Set task. Check every line below for the string "this", and copy the lines that contain it.

Rows.
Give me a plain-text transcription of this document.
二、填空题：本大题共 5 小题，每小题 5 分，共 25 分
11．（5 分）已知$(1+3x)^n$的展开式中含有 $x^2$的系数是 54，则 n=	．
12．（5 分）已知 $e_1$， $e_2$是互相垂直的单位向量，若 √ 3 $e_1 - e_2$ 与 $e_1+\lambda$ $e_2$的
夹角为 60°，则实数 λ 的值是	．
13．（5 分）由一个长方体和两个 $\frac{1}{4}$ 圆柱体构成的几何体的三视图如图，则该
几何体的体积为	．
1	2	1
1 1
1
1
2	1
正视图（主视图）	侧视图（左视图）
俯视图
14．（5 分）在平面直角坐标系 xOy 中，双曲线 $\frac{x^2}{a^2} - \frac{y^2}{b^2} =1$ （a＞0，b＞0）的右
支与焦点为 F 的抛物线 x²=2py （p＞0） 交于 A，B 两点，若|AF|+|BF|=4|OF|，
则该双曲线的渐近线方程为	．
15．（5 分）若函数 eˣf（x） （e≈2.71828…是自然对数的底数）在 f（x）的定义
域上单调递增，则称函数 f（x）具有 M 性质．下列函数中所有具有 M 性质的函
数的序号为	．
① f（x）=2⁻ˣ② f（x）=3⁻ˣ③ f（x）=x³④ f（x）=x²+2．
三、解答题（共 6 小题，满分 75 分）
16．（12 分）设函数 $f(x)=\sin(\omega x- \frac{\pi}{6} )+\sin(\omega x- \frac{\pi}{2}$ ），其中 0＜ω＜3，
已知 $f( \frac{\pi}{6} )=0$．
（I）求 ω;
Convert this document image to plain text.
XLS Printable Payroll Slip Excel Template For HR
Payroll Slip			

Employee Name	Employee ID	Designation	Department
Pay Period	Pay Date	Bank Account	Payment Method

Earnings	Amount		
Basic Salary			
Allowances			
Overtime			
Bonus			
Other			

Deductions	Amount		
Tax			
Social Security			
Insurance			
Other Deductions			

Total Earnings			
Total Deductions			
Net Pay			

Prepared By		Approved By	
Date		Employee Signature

Completed task.
Give me a plain-text transcription of this document.
Convert this document image to plain text.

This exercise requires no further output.